> [What is needed]:
Any pictures in the records below should be skipped; write out everything else exactly.

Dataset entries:
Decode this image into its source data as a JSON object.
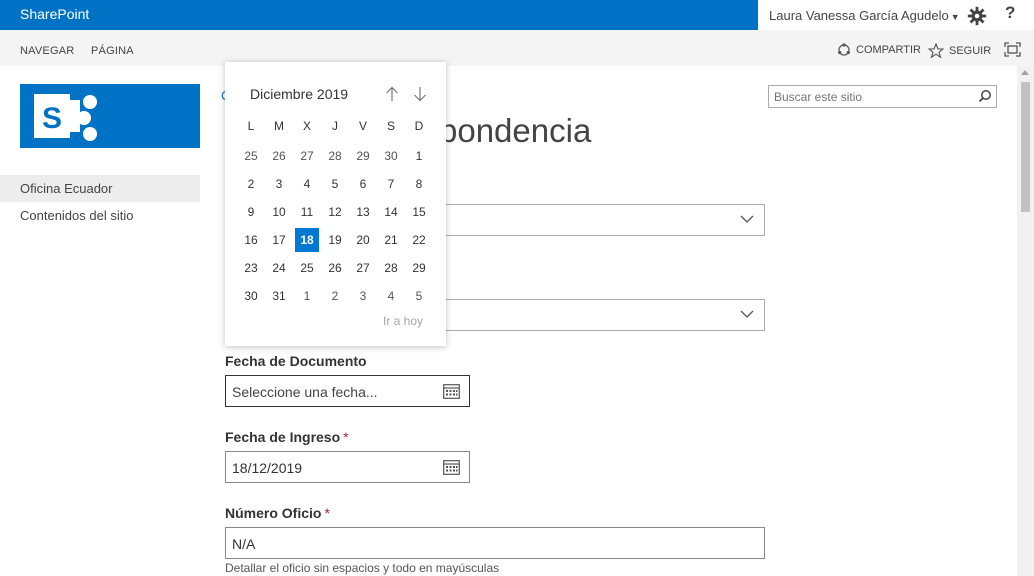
{
  "suite": {
    "brand": "SharePoint",
    "user_name": "Laura Vanessa García Agudelo",
    "help": "?"
  },
  "ribbon": {
    "tab_navigate": "NAVEGAR",
    "tab_page": "PÁGINA",
    "share": "COMPARTIR",
    "follow": "SEGUIR"
  },
  "nav": {
    "items": [
      {
        "label": "Oficina Ecuador"
      },
      {
        "label": "Contenidos del sitio"
      }
    ]
  },
  "search": {
    "placeholder": "Buscar este sitio"
  },
  "page": {
    "crumb_visible": "C",
    "title_visible": "pondencia"
  },
  "calendar": {
    "month_label": "Diciembre 2019",
    "dow": [
      "L",
      "M",
      "X",
      "J",
      "V",
      "S",
      "D"
    ],
    "weeks": [
      [
        "25",
        "26",
        "27",
        "28",
        "29",
        "30",
        "1"
      ],
      [
        "2",
        "3",
        "4",
        "5",
        "6",
        "7",
        "8"
      ],
      [
        "9",
        "10",
        "11",
        "12",
        "13",
        "14",
        "15"
      ],
      [
        "16",
        "17",
        "18",
        "19",
        "20",
        "21",
        "22"
      ],
      [
        "23",
        "24",
        "25",
        "26",
        "27",
        "28",
        "29"
      ],
      [
        "30",
        "31",
        "1",
        "2",
        "3",
        "4",
        "5"
      ]
    ],
    "selected_day": "18",
    "go_today": "Ir a hoy"
  },
  "form": {
    "fecha_documento": {
      "label": "Fecha de Documento",
      "placeholder": "Seleccione una fecha..."
    },
    "fecha_ingreso": {
      "label": "Fecha de Ingreso",
      "required": "*",
      "value": "18/12/2019"
    },
    "numero_oficio": {
      "label": "Número Oficio",
      "required": "*",
      "value": "N/A",
      "help": "Detallar el oficio sin espacios y todo en mayúsculas"
    }
  },
  "colors": {
    "brand_blue": "#0072c6",
    "selected_day": "#0078d4",
    "required_red": "#a4262c"
  }
}
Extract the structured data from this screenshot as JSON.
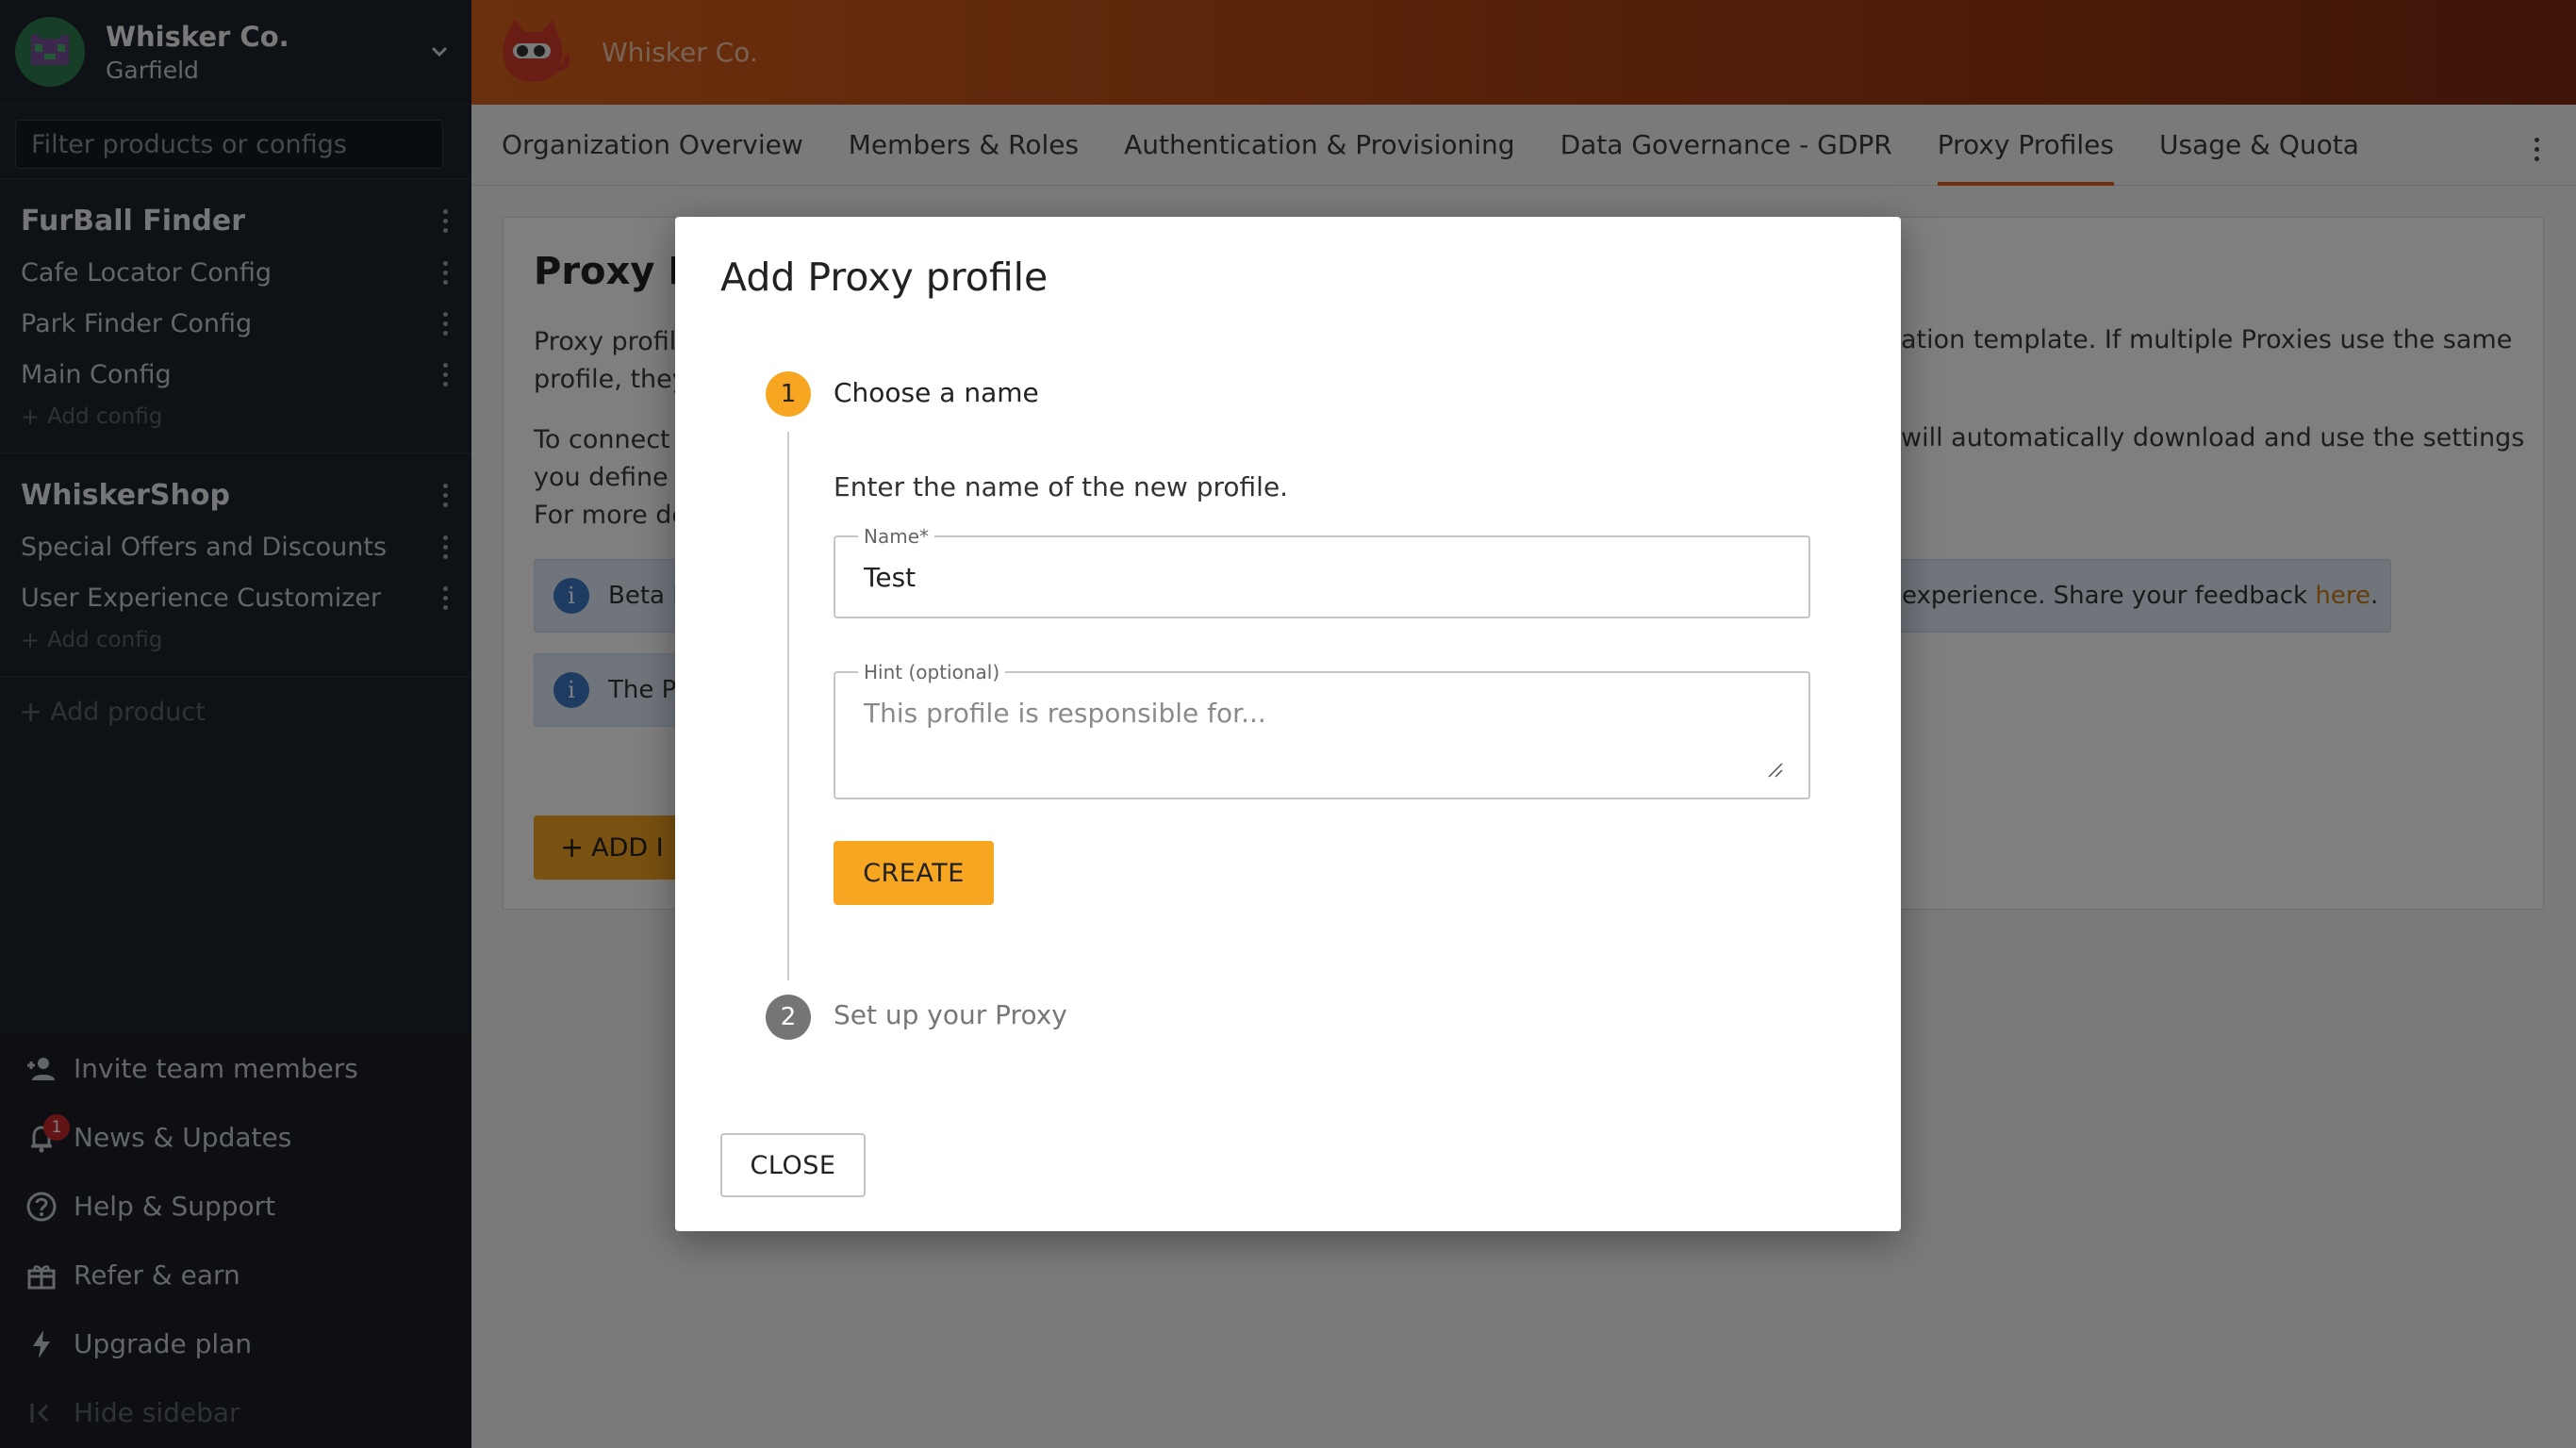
{
  "org": {
    "name": "Whisker Co.",
    "user": "Garfield"
  },
  "sidebar": {
    "filter_placeholder": "Filter products or configs",
    "products": [
      {
        "name": "FurBall Finder",
        "configs": [
          "Cafe Locator Config",
          "Park Finder Config",
          "Main Config"
        ],
        "add_config": "Add config"
      },
      {
        "name": "WhiskerShop",
        "configs": [
          "Special Offers and Discounts",
          "User Experience Customizer"
        ],
        "add_config": "Add config"
      }
    ],
    "add_product": "Add product",
    "bottom": {
      "invite": "Invite team members",
      "news": "News & Updates",
      "news_badge": "1",
      "help": "Help & Support",
      "refer": "Refer & earn",
      "upgrade": "Upgrade plan",
      "hide": "Hide sidebar"
    }
  },
  "topbar": {
    "title": "Whisker Co."
  },
  "tabs": [
    "Organization Overview",
    "Members & Roles",
    "Authentication & Provisioning",
    "Data Governance - GDPR",
    "Proxy Profiles",
    "Usage & Quota"
  ],
  "page": {
    "title_visible": "Proxy P",
    "para1_left": "Proxy profile",
    "para1_left2": "profile, they",
    "para1_right": "ation template. If multiple Proxies use the same",
    "para2_left": "To connect",
    "para2_left2": "you define h",
    "para2_left3": "For more de",
    "para2_right": "will automatically download and use the settings",
    "info1_left": "Beta F",
    "info1_right": "experience. Share your feedback ",
    "info1_link": "here",
    "info1_end": ".",
    "info2_left": "The P",
    "add_button": "ADD I"
  },
  "dialog": {
    "title": "Add Proxy profile",
    "step1_num": "1",
    "step1_label": "Choose a name",
    "step1_desc": "Enter the name of the new profile.",
    "name_label": "Name*",
    "name_value": "Test",
    "hint_label": "Hint (optional)",
    "hint_placeholder": "This profile is responsible for...",
    "create": "CREATE",
    "step2_num": "2",
    "step2_label": "Set up your Proxy",
    "close": "CLOSE"
  },
  "colors": {
    "accent": "#f7a622",
    "tab_underline": "#e25b1c",
    "sidebar_bg": "#1d232b"
  }
}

> [Exercise output]:
Decode this image into its source data as a JSON object.
{
  "suite": {
    "brand": "SharePoint",
    "user_name": "Laura Vanessa García Agudelo",
    "help": "?"
  },
  "ribbon": {
    "tab_navigate": "NAVEGAR",
    "tab_page": "PÁGINA",
    "share": "COMPARTIR",
    "follow": "SEGUIR"
  },
  "nav": {
    "items": [
      {
        "label": "Oficina Ecuador"
      },
      {
        "label": "Contenidos del sitio"
      }
    ]
  },
  "search": {
    "placeholder": "Buscar este sitio"
  },
  "page": {
    "crumb_visible": "C",
    "title_visible": "pondencia"
  },
  "calendar": {
    "month_label": "Diciembre 2019",
    "dow": [
      "L",
      "M",
      "X",
      "J",
      "V",
      "S",
      "D"
    ],
    "weeks": [
      [
        "25",
        "26",
        "27",
        "28",
        "29",
        "30",
        "1"
      ],
      [
        "2",
        "3",
        "4",
        "5",
        "6",
        "7",
        "8"
      ],
      [
        "9",
        "10",
        "11",
        "12",
        "13",
        "14",
        "15"
      ],
      [
        "16",
        "17",
        "18",
        "19",
        "20",
        "21",
        "22"
      ],
      [
        "23",
        "24",
        "25",
        "26",
        "27",
        "28",
        "29"
      ],
      [
        "30",
        "31",
        "1",
        "2",
        "3",
        "4",
        "5"
      ]
    ],
    "selected_day": "18",
    "go_today": "Ir a hoy"
  },
  "form": {
    "fecha_documento": {
      "label": "Fecha de Documento",
      "placeholder": "Seleccione una fecha..."
    },
    "fecha_ingreso": {
      "label": "Fecha de Ingreso",
      "required": "*",
      "value": "18/12/2019"
    },
    "numero_oficio": {
      "label": "Número Oficio",
      "required": "*",
      "value": "N/A",
      "help": "Detallar el oficio sin espacios y todo en mayúsculas"
    }
  },
  "colors": {
    "brand_blue": "#0072c6",
    "selected_day": "#0078d4",
    "required_red": "#a4262c"
  }
}
Extract the structured data from this screenshot as JSON.
{
  "org": {
    "name": "Whisker Co.",
    "user": "Garfield"
  },
  "sidebar": {
    "filter_placeholder": "Filter products or configs",
    "products": [
      {
        "name": "FurBall Finder",
        "configs": [
          "Cafe Locator Config",
          "Park Finder Config",
          "Main Config"
        ],
        "add_config": "Add config"
      },
      {
        "name": "WhiskerShop",
        "configs": [
          "Special Offers and Discounts",
          "User Experience Customizer"
        ],
        "add_config": "Add config"
      }
    ],
    "add_product": "Add product",
    "bottom": {
      "invite": "Invite team members",
      "news": "News & Updates",
      "news_badge": "1",
      "help": "Help & Support",
      "refer": "Refer & earn",
      "upgrade": "Upgrade plan",
      "hide": "Hide sidebar"
    }
  },
  "topbar": {
    "title": "Whisker Co."
  },
  "tabs": [
    "Organization Overview",
    "Members & Roles",
    "Authentication & Provisioning",
    "Data Governance - GDPR",
    "Proxy Profiles",
    "Usage & Quota"
  ],
  "page": {
    "title_visible": "Proxy P",
    "para1_left": "Proxy profile",
    "para1_left2": "profile, they",
    "para1_right": "ation template. If multiple Proxies use the same",
    "para2_left": "To connect",
    "para2_left2": "you define h",
    "para2_left3": "For more de",
    "para2_right": "will automatically download and use the settings",
    "info1_left": "Beta F",
    "info1_right": "experience. Share your feedback ",
    "info1_link": "here",
    "info1_end": ".",
    "info2_left": "The P",
    "add_button": "ADD I"
  },
  "dialog": {
    "title": "Add Proxy profile",
    "step1_num": "1",
    "step1_label": "Choose a name",
    "step1_desc": "Enter the name of the new profile.",
    "name_label": "Name*",
    "name_value": "Test",
    "hint_label": "Hint (optional)",
    "hint_placeholder": "This profile is responsible for...",
    "create": "CREATE",
    "step2_num": "2",
    "step2_label": "Set up your Proxy",
    "close": "CLOSE"
  },
  "colors": {
    "accent": "#f7a622",
    "tab_underline": "#e25b1c",
    "sidebar_bg": "#1d232b"
  }
}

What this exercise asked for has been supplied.